Recorded data

◆ ◆ ◆ ◆

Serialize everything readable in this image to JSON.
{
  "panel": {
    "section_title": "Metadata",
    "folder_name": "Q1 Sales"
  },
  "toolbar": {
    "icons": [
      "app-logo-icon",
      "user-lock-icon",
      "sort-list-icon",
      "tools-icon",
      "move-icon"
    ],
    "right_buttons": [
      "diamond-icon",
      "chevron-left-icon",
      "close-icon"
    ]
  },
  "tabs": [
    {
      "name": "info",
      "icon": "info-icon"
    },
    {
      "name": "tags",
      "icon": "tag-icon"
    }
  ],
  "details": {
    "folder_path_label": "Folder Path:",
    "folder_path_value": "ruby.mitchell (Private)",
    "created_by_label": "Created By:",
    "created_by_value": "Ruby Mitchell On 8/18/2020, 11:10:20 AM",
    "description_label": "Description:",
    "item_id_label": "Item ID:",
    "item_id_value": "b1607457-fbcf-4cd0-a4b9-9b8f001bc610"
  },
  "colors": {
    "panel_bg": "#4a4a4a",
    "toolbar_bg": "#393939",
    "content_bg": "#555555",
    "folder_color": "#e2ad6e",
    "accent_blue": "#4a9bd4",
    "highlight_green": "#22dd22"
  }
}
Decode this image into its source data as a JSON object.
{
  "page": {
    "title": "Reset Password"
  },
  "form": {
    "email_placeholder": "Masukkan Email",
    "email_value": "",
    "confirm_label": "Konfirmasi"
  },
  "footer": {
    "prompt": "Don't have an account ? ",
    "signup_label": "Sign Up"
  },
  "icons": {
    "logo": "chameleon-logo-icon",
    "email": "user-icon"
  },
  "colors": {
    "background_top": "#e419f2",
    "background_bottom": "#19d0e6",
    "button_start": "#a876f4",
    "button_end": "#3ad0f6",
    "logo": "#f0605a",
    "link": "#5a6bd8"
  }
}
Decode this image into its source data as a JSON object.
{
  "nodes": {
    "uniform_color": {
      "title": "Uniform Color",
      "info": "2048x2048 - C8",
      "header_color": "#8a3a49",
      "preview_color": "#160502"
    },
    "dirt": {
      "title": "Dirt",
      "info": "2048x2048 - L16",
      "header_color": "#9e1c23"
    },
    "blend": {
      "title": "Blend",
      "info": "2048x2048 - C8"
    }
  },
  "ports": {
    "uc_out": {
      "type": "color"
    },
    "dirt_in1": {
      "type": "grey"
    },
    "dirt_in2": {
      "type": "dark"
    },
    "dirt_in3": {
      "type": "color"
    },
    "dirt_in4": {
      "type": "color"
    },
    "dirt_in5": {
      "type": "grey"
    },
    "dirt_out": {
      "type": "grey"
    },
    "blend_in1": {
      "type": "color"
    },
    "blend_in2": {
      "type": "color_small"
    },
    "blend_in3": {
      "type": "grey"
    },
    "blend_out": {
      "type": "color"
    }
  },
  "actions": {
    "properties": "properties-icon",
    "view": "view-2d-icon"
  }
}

◆ ◆ ◆ ◆

= What you have to do =
Reproduce each entry word for word.

= Solution for this exercise =
Serialize everything readable in this image to JSON.
{
  "panel": {
    "section_title": "Metadata",
    "folder_name": "Q1 Sales"
  },
  "toolbar": {
    "icons": [
      "app-logo-icon",
      "user-lock-icon",
      "sort-list-icon",
      "tools-icon",
      "move-icon"
    ],
    "right_buttons": [
      "diamond-icon",
      "chevron-left-icon",
      "close-icon"
    ]
  },
  "tabs": [
    {
      "name": "info",
      "icon": "info-icon"
    },
    {
      "name": "tags",
      "icon": "tag-icon"
    }
  ],
  "details": {
    "folder_path_label": "Folder Path:",
    "folder_path_value": "ruby.mitchell (Private)",
    "created_by_label": "Created By:",
    "created_by_value": "Ruby Mitchell On 8/18/2020, 11:10:20 AM",
    "description_label": "Description:",
    "item_id_label": "Item ID:",
    "item_id_value": "b1607457-fbcf-4cd0-a4b9-9b8f001bc610"
  },
  "colors": {
    "panel_bg": "#4a4a4a",
    "toolbar_bg": "#393939",
    "content_bg": "#555555",
    "folder_color": "#e2ad6e",
    "accent_blue": "#4a9bd4",
    "highlight_green": "#22dd22"
  }
}
Decode this image into its source data as a JSON object.
{
  "page": {
    "title": "Reset Password"
  },
  "form": {
    "email_placeholder": "Masukkan Email",
    "email_value": "",
    "confirm_label": "Konfirmasi"
  },
  "footer": {
    "prompt": "Don't have an account ? ",
    "signup_label": "Sign Up"
  },
  "icons": {
    "logo": "chameleon-logo-icon",
    "email": "user-icon"
  },
  "colors": {
    "background_top": "#e419f2",
    "background_bottom": "#19d0e6",
    "button_start": "#a876f4",
    "button_end": "#3ad0f6",
    "logo": "#f0605a",
    "link": "#5a6bd8"
  }
}
Decode this image into its source data as a JSON object.
{
  "nodes": {
    "uniform_color": {
      "title": "Uniform Color",
      "info": "2048x2048 - C8",
      "header_color": "#8a3a49",
      "preview_color": "#160502"
    },
    "dirt": {
      "title": "Dirt",
      "info": "2048x2048 - L16",
      "header_color": "#9e1c23"
    },
    "blend": {
      "title": "Blend",
      "info": "2048x2048 - C8"
    }
  },
  "ports": {
    "uc_out": {
      "type": "color"
    },
    "dirt_in1": {
      "type": "grey"
    },
    "dirt_in2": {
      "type": "dark"
    },
    "dirt_in3": {
      "type": "color"
    },
    "dirt_in4": {
      "type": "color"
    },
    "dirt_in5": {
      "type": "grey"
    },
    "dirt_out": {
      "type": "grey"
    },
    "blend_in1": {
      "type": "color"
    },
    "blend_in2": {
      "type": "color_small"
    },
    "blend_in3": {
      "type": "grey"
    },
    "blend_out": {
      "type": "color"
    }
  },
  "actions": {
    "properties": "properties-icon",
    "view": "view-2d-icon"
  }
}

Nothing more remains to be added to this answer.